_GIVEN EXERCISE_
Copy out all of the data exactly as it appears.

(Stored data)
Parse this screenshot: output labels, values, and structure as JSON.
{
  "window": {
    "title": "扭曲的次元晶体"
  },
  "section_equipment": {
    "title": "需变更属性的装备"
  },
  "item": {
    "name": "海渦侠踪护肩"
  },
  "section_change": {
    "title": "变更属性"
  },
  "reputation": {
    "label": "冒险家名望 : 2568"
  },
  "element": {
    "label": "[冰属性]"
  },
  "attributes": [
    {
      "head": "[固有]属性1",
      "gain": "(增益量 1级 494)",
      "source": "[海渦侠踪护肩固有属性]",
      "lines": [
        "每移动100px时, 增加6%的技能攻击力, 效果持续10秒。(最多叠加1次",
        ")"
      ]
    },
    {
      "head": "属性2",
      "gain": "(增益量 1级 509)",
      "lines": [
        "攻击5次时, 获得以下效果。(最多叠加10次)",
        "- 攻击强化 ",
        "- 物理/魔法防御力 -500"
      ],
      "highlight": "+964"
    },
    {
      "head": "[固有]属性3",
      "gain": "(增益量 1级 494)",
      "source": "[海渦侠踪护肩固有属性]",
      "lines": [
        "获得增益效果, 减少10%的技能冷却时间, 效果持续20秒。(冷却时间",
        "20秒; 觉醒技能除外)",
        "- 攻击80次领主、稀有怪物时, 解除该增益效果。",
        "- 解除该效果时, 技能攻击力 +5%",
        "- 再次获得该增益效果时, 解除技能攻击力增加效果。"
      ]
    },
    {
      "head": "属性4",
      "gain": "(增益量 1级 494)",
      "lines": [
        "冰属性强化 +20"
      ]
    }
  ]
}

_TASK SOLUTION_
Parse this screenshot: output labels, values, and structure as JSON.
{
  "window": {
    "title": "扭曲的次元晶体"
  },
  "section_equipment": {
    "title": "需变更属性的装备"
  },
  "item": {
    "name": "海渦侠踪护肩"
  },
  "section_change": {
    "title": "变更属性"
  },
  "reputation": {
    "label": "冒险家名望 : 2568"
  },
  "element": {
    "label": "[冰属性]"
  },
  "attributes": [
    {
      "head": "[固有]属性1",
      "gain": "(增益量 1级 494)",
      "source": "[海渦侠踪护肩固有属性]",
      "lines": [
        "每移动100px时, 增加6%的技能攻击力, 效果持续10秒。(最多叠加1次",
        ")"
      ]
    },
    {
      "head": "属性2",
      "gain": "(增益量 1级 509)",
      "lines": [
        "攻击5次时, 获得以下效果。(最多叠加10次)",
        "- 攻击强化 ",
        "- 物理/魔法防御力 -500"
      ],
      "highlight": "+964"
    },
    {
      "head": "[固有]属性3",
      "gain": "(增益量 1级 494)",
      "source": "[海渦侠踪护肩固有属性]",
      "lines": [
        "获得增益效果, 减少10%的技能冷却时间, 效果持续20秒。(冷却时间",
        "20秒; 觉醒技能除外)",
        "- 攻击80次领主、稀有怪物时, 解除该增益效果。",
        "- 解除该效果时, 技能攻击力 +5%",
        "- 再次获得该增益效果时, 解除技能攻击力增加效果。"
      ]
    },
    {
      "head": "属性4",
      "gain": "(增益量 1级 494)",
      "lines": [
        "冰属性强化 +20"
      ]
    }
  ]
}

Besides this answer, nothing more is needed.